# WRITTEN EXERCISE
Below are records to transcribe exactly, without their pictures.

# DATA RECORDS

════════════════════

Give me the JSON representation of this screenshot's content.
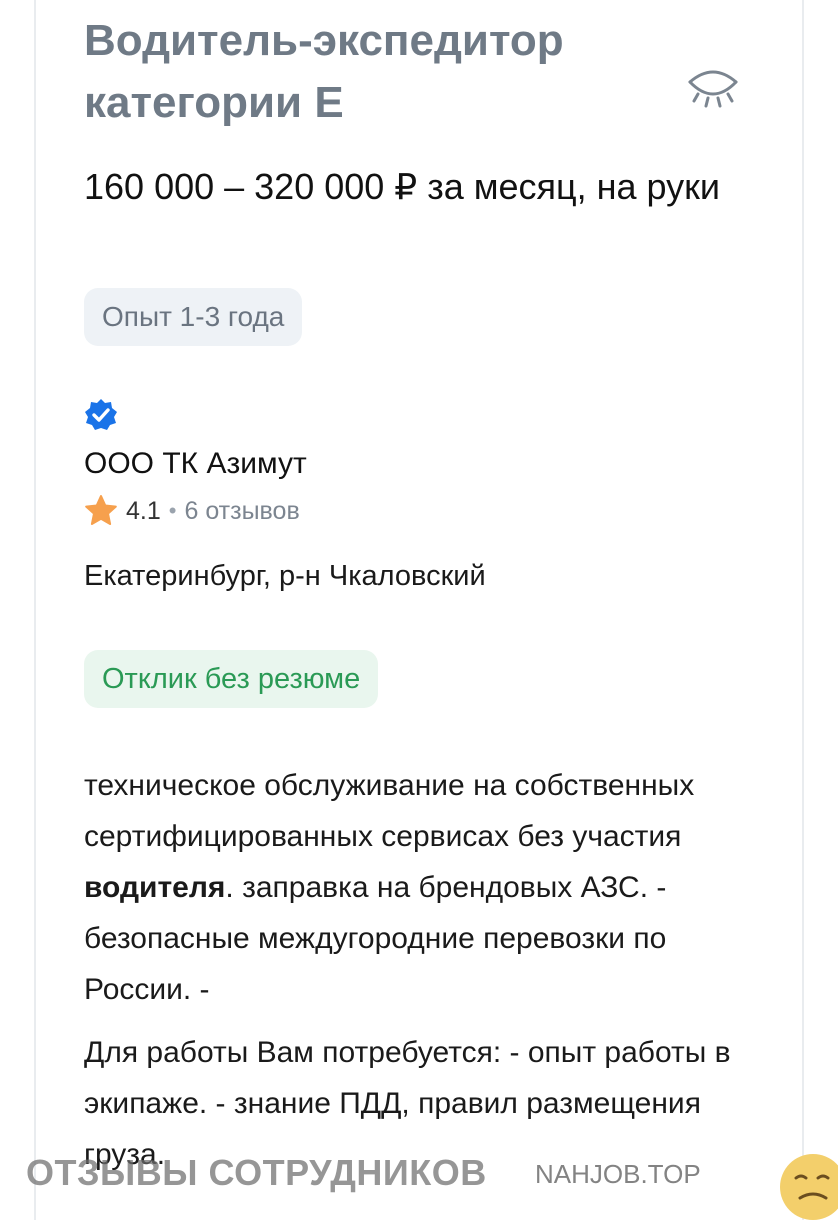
{
  "vacancy": {
    "title": "Водитель-экспедитор категории Е",
    "salary": "160 000 – 320 000 ₽ за месяц, на руки",
    "experience": "Опыт 1-3 года"
  },
  "employer": {
    "name": "ООО ТК Азимут",
    "rating": "4.1",
    "separator": "•",
    "reviews": "6 отзывов",
    "verified_icon": "verified-badge-icon",
    "star_icon": "star-icon"
  },
  "location": "Екатеринбург, р-н Чкаловский",
  "respond_badge": "Отклик без резюме",
  "description": {
    "p1_before": "техническое обслуживание на собственных сертифицированных сервисах без участия ",
    "p1_bold": "водителя",
    "p1_after": ". заправка на брендовых АЗС. - безопасные междугородние перевозки по России. -",
    "p2": "Для работы Вам потребуется: - опыт работы в экипаже. - знание ПДД, правил размещения груза."
  },
  "watermark": {
    "text": "ОТЗЫВЫ СОТРУДНИКОВ",
    "site": "NAHJOB.TOP"
  },
  "colors": {
    "title": "#6f7a86",
    "verified": "#1a73e8",
    "star": "#f6a04d",
    "respond_text": "#2a9a55",
    "respond_bg": "#e9f6ee",
    "badge_bg": "#eef2f6"
  }
}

════════════════════

# RESULT
Give me the JSON representation of this screenshot's content.
{
  "vacancy": {
    "title": "Водитель-экспедитор категории Е",
    "salary": "160 000 – 320 000 ₽ за месяц, на руки",
    "experience": "Опыт 1-3 года"
  },
  "employer": {
    "name": "ООО ТК Азимут",
    "rating": "4.1",
    "separator": "•",
    "reviews": "6 отзывов",
    "verified_icon": "verified-badge-icon",
    "star_icon": "star-icon"
  },
  "location": "Екатеринбург, р-н Чкаловский",
  "respond_badge": "Отклик без резюме",
  "description": {
    "p1_before": "техническое обслуживание на собственных сертифицированных сервисах без участия ",
    "p1_bold": "водителя",
    "p1_after": ". заправка на брендовых АЗС. - безопасные междугородние перевозки по России. -",
    "p2": "Для работы Вам потребуется: - опыт работы в экипаже. - знание ПДД, правил размещения груза."
  },
  "watermark": {
    "text": "ОТЗЫВЫ СОТРУДНИКОВ",
    "site": "NAHJOB.TOP"
  },
  "colors": {
    "title": "#6f7a86",
    "verified": "#1a73e8",
    "star": "#f6a04d",
    "respond_text": "#2a9a55",
    "respond_bg": "#e9f6ee",
    "badge_bg": "#eef2f6"
  }
}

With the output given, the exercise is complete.